_Written request_. Copy whichever lines contain the string "this".

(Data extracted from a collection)
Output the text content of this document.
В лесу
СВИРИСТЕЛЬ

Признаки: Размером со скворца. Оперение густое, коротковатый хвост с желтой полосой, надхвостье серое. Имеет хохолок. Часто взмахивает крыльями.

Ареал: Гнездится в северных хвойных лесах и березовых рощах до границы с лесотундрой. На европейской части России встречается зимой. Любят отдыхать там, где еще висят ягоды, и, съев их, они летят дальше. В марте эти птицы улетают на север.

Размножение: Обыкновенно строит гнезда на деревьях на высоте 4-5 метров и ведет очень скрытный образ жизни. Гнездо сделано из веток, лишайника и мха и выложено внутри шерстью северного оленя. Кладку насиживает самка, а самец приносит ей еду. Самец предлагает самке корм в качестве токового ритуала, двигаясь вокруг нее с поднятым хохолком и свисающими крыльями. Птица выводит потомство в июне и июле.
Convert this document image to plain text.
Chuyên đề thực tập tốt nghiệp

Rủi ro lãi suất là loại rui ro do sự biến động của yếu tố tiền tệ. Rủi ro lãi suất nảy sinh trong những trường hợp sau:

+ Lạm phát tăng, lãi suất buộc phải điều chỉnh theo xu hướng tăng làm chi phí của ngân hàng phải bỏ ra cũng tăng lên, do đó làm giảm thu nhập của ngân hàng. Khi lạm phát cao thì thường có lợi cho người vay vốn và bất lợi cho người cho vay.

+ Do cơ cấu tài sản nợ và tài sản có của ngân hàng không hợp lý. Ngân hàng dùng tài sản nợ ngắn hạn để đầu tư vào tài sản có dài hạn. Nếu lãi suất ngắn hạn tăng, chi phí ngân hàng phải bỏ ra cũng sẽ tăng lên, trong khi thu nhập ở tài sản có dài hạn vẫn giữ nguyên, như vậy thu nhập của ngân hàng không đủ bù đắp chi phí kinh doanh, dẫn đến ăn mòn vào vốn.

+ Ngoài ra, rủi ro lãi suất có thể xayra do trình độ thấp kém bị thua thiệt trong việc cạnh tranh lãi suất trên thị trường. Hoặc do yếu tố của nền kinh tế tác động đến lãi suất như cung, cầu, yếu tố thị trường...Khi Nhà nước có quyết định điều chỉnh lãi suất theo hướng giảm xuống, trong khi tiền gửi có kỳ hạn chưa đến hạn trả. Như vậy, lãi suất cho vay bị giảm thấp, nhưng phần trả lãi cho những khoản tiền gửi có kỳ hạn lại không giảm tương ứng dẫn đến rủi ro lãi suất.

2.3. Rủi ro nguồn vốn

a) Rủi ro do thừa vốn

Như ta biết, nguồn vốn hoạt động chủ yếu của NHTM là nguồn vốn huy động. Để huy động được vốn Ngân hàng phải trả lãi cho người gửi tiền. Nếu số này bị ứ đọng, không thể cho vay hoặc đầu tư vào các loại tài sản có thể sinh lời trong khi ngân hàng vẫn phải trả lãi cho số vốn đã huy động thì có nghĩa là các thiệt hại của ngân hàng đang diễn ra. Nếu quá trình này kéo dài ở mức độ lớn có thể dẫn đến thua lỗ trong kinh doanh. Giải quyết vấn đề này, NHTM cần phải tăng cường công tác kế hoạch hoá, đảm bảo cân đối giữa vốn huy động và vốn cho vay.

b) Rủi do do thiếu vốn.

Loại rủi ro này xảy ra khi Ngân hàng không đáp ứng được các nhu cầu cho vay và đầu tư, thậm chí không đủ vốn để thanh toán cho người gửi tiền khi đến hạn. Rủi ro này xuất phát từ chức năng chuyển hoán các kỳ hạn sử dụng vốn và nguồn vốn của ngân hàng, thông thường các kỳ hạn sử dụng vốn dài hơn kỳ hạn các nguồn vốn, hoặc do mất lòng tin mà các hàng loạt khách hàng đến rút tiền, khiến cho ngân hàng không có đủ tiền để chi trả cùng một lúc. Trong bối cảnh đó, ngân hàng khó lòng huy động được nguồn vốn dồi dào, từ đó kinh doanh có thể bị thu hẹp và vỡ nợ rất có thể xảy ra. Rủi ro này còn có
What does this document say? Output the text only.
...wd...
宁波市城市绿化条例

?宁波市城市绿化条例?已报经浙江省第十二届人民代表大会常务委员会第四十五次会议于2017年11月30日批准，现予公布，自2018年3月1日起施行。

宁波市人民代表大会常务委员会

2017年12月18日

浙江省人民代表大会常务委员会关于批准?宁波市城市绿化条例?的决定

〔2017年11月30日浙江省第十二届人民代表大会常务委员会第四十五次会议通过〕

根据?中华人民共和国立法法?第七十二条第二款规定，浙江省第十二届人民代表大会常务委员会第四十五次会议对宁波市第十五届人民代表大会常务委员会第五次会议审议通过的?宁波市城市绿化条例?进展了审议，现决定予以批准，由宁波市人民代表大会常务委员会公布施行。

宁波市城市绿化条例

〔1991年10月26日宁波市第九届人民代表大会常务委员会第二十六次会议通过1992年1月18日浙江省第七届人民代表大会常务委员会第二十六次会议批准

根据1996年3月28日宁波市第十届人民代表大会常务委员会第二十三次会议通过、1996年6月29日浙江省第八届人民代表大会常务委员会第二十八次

_Written response_.
Output the text content of this document.
Convert this document image to plain text.
What does this document say? Output the text only.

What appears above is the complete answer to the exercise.